>> begin Records to process
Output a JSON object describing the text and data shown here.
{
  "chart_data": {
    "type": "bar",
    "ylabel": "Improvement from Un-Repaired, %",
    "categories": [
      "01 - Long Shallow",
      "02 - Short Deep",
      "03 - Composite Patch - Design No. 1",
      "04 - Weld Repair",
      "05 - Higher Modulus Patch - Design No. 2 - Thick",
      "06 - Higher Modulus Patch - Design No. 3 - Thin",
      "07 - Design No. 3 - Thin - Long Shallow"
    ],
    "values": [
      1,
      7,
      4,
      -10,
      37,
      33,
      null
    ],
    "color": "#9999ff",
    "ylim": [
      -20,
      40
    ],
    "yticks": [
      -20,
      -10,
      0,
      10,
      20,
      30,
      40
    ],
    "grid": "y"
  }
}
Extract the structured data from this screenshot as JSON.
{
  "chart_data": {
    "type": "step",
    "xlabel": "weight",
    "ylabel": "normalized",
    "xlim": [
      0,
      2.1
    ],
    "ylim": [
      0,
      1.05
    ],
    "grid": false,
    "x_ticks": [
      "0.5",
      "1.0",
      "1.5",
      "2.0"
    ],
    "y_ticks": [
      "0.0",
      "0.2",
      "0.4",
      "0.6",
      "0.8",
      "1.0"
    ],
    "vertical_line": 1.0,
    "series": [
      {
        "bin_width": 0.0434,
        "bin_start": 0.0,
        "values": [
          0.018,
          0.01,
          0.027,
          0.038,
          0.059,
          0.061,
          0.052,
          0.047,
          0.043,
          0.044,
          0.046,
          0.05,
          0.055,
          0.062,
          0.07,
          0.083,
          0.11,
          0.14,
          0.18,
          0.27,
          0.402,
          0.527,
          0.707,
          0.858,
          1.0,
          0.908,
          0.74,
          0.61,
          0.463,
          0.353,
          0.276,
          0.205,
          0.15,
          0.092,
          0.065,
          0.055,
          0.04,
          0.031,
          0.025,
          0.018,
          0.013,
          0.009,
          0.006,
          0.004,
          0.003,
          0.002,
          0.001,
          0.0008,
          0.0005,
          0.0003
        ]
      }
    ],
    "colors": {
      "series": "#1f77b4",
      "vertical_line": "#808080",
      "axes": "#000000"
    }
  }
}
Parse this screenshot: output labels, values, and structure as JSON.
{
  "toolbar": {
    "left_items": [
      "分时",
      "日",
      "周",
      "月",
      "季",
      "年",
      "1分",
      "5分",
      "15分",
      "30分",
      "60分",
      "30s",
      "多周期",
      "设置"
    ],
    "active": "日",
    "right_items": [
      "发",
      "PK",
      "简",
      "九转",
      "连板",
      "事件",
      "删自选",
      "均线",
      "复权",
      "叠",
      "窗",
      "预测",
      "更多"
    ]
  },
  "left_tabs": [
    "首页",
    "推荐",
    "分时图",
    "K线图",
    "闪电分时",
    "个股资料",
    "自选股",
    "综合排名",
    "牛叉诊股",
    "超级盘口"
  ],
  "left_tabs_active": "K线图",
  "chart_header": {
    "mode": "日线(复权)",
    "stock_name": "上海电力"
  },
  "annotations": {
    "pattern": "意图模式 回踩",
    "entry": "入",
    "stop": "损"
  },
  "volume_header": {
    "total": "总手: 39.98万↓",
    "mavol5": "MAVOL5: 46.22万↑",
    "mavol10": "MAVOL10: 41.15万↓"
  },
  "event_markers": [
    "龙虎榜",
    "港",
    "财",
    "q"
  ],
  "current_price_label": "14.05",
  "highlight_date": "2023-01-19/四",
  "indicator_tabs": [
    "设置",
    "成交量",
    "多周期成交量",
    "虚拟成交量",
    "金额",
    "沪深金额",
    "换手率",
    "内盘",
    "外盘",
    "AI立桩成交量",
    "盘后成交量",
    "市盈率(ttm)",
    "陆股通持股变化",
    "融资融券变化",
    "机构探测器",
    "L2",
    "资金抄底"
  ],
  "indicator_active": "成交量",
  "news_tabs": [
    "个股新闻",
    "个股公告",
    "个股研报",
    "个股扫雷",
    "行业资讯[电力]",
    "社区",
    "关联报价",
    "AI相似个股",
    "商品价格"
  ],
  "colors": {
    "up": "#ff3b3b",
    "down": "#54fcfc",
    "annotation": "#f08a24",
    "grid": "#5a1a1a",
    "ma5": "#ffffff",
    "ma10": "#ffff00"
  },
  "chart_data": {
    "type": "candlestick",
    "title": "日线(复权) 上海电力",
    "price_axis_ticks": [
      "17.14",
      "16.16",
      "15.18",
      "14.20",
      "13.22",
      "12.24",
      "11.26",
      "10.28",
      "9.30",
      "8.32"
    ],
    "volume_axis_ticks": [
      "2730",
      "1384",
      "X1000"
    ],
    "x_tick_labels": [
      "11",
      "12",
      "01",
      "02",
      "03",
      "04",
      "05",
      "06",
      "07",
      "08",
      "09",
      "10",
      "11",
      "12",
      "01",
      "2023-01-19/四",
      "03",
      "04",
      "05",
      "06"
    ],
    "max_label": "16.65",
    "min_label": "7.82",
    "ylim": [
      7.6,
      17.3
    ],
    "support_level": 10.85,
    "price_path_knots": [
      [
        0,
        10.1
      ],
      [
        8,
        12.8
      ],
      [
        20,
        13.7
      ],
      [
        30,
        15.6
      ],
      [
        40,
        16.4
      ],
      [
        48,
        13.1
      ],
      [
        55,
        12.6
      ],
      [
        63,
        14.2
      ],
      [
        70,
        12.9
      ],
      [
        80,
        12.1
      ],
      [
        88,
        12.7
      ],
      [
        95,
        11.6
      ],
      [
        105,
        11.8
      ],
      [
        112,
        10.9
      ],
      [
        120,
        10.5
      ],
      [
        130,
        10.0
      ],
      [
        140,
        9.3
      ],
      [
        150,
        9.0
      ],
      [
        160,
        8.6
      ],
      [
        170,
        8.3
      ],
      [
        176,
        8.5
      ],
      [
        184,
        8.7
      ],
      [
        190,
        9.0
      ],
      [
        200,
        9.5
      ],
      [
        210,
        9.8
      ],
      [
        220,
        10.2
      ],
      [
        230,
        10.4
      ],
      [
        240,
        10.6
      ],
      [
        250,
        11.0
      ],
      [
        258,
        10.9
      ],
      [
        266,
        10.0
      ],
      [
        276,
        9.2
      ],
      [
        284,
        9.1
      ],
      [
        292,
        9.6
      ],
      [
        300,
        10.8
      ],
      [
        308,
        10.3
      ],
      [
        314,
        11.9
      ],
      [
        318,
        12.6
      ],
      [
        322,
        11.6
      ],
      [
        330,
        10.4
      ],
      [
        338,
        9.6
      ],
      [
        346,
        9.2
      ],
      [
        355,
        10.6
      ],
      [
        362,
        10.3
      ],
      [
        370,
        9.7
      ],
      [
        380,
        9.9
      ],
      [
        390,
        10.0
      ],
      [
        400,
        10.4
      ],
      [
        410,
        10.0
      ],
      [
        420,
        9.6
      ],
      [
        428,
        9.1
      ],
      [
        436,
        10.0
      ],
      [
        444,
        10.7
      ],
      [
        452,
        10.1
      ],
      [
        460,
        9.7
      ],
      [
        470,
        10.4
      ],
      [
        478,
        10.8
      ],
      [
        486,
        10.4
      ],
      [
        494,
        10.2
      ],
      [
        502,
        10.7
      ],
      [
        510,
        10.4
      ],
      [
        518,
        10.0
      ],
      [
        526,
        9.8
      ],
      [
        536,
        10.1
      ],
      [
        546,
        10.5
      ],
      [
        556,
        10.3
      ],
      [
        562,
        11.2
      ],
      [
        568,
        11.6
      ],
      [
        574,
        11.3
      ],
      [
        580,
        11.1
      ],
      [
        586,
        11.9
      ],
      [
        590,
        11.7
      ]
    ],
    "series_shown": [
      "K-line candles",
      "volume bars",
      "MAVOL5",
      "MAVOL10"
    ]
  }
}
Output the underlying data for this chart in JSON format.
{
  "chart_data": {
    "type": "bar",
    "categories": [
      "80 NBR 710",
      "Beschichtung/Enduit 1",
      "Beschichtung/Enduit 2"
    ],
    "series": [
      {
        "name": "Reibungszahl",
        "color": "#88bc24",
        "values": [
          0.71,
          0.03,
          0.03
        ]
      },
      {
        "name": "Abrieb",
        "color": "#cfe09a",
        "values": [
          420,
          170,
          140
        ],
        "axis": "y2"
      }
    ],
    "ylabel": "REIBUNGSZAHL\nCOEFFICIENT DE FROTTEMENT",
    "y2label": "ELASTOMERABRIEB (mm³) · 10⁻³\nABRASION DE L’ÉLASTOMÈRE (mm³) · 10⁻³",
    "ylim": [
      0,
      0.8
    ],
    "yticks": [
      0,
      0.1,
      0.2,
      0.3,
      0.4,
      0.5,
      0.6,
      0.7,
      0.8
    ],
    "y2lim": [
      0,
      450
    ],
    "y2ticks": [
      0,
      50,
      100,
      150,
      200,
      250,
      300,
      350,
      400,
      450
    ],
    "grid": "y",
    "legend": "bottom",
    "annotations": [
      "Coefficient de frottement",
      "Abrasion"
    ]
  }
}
>> end Records to process
Exercise directions » Above are some records. Count the lines among them with the word "Enduit", and answer with the number only.

Solution for this problem » 2